§ **Figure data in JSON**:
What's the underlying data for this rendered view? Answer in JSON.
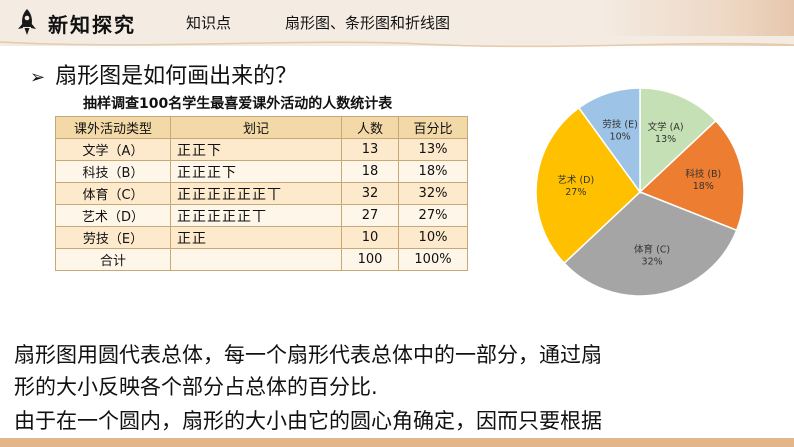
{
  "header": {
    "section_title": "新知探究",
    "kp_label": "知识点",
    "kp_topic": "扇形图、条形图和折线图"
  },
  "question": "扇形图是如何画出来的？",
  "table": {
    "title": "抽样调查100名学生最喜爱课外活动的人数统计表",
    "headers": [
      "课外活动类型",
      "划记",
      "人数",
      "百分比"
    ],
    "rows": [
      {
        "type": "文学（A）",
        "tally": "正正下",
        "count": "13",
        "percent": "13%"
      },
      {
        "type": "科技（B）",
        "tally": "正正正下",
        "count": "18",
        "percent": "18%"
      },
      {
        "type": "体育（C）",
        "tally": "正正正正正正丅",
        "count": "32",
        "percent": "32%"
      },
      {
        "type": "艺术（D）",
        "tally": "正正正正正丅",
        "count": "27",
        "percent": "27%"
      },
      {
        "type": "劳技（E）",
        "tally": "正正",
        "count": "10",
        "percent": "10%"
      }
    ],
    "total": {
      "type": "合计",
      "tally": "",
      "count": "100",
      "percent": "100%"
    }
  },
  "chart_data": {
    "type": "pie",
    "slices": [
      {
        "name": "文学 (A)",
        "value": 13,
        "label": "13%",
        "color": "#c5e0b4"
      },
      {
        "name": "科技 (B)",
        "value": 18,
        "label": "18%",
        "color": "#ed7d31"
      },
      {
        "name": "体育 (C)",
        "value": 32,
        "label": "32%",
        "color": "#a5a5a5"
      },
      {
        "name": "艺术 (D)",
        "value": 27,
        "label": "27%",
        "color": "#ffc000"
      },
      {
        "name": "劳技 (E)",
        "value": 10,
        "label": "10%",
        "color": "#9dc3e6"
      }
    ],
    "start": "12 o'clock",
    "direction": "clockwise"
  },
  "paragraphs": [
    "扇形图用圆代表总体，每一个扇形代表总体中的一部分，通过扇",
    "形的大小反映各个部分占总体的百分比.",
    "由于在一个圆内，扇形的大小由它的圆心角确定，因而只要根据"
  ],
  "colors": {
    "header_bg": "#f4ece3",
    "table_header": "#f3d9a8",
    "table_row_alt": "#fde9cc",
    "table_border": "#c7a876",
    "bottom_bar": "#e5b58a"
  }
}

§ **Given request**: Each line in the data that holds the string "type" should be found and copied.

§ **Written response**:
        "type": "文学（A）",
        "type": "科技（B）",
        "type": "体育（C）",
        "type": "艺术（D）",
        "type": "劳技（E）",
      "type": "合计",
    "type": "pie",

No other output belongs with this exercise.